Instructions for the task:
Check each line of the material below, and copy it if it holds the string "BOOST".
* BEGIN *
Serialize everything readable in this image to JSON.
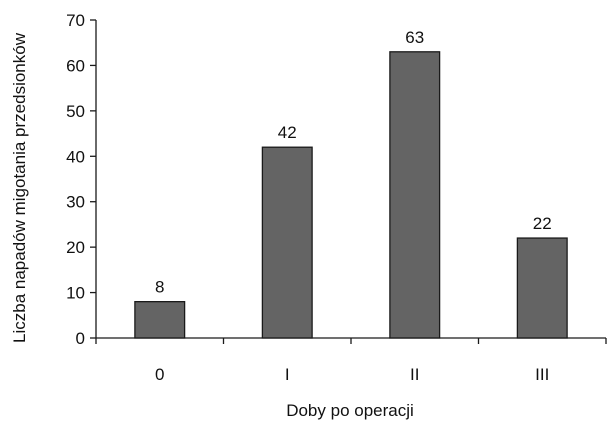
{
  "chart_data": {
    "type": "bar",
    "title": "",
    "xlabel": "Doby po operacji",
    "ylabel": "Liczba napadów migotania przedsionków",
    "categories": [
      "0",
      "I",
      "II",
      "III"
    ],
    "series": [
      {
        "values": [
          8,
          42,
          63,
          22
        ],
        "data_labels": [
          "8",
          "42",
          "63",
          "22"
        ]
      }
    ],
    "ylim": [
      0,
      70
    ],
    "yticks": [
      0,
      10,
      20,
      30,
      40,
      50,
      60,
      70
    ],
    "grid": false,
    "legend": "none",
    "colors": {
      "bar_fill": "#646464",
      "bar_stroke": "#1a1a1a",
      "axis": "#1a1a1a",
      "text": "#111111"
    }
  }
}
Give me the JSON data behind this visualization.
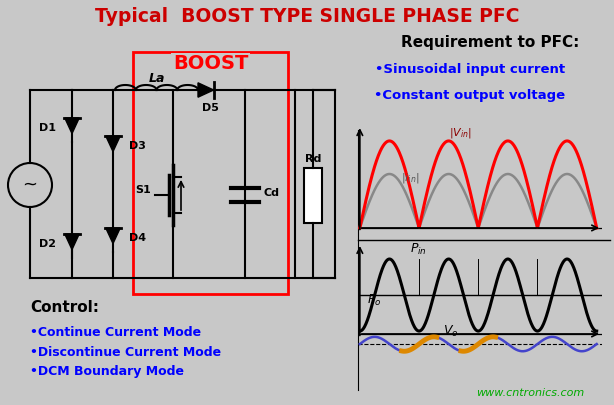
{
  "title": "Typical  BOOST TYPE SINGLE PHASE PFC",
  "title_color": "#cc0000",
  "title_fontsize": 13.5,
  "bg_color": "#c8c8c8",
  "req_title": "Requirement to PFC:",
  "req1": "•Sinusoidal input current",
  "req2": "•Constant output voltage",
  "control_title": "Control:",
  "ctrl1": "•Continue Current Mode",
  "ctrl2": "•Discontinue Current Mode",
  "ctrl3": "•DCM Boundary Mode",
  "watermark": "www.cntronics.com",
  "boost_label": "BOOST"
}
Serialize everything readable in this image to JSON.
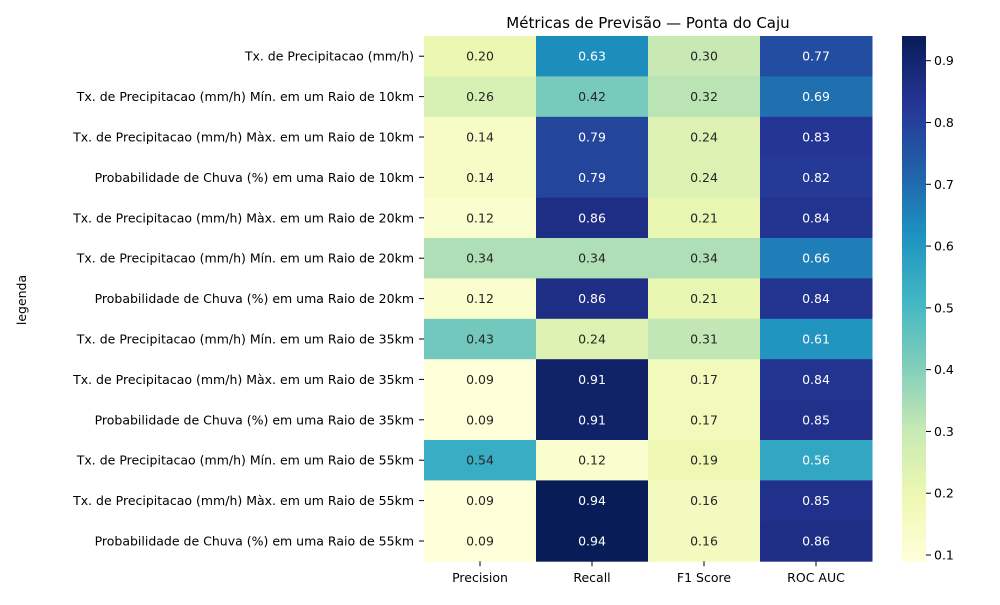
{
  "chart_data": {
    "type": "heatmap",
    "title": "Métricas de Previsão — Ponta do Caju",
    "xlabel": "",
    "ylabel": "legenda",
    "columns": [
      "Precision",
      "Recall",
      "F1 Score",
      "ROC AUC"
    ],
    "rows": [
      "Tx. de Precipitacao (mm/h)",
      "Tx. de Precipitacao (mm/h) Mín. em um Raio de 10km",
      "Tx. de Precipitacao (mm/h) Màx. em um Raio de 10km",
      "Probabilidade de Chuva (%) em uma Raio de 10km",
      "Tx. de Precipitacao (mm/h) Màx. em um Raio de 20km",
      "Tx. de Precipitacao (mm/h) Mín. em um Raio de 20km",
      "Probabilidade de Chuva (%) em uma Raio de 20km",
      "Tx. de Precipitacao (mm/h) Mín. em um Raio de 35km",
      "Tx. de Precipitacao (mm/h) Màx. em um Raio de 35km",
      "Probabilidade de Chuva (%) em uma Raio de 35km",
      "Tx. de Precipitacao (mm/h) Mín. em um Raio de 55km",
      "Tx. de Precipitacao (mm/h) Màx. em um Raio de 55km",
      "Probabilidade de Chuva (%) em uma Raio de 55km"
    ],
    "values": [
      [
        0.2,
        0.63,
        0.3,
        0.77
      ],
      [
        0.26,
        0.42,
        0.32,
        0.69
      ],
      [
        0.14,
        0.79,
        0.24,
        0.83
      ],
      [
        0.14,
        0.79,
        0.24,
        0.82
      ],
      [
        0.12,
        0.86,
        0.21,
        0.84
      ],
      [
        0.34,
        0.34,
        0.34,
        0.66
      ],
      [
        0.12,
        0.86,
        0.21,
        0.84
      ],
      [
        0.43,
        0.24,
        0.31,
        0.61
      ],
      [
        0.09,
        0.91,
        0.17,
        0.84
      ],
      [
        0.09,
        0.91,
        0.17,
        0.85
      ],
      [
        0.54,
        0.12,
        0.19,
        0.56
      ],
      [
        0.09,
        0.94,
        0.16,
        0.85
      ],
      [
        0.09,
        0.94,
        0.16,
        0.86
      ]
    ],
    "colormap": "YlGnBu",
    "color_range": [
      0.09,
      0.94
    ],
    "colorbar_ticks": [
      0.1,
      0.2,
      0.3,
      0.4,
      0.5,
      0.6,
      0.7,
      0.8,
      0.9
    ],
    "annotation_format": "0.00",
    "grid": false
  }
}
* END *
Finished exercise:
  "title": "Typical  BOOST TYPE SINGLE PHASE PFC",
  "boost_label": "BOOST"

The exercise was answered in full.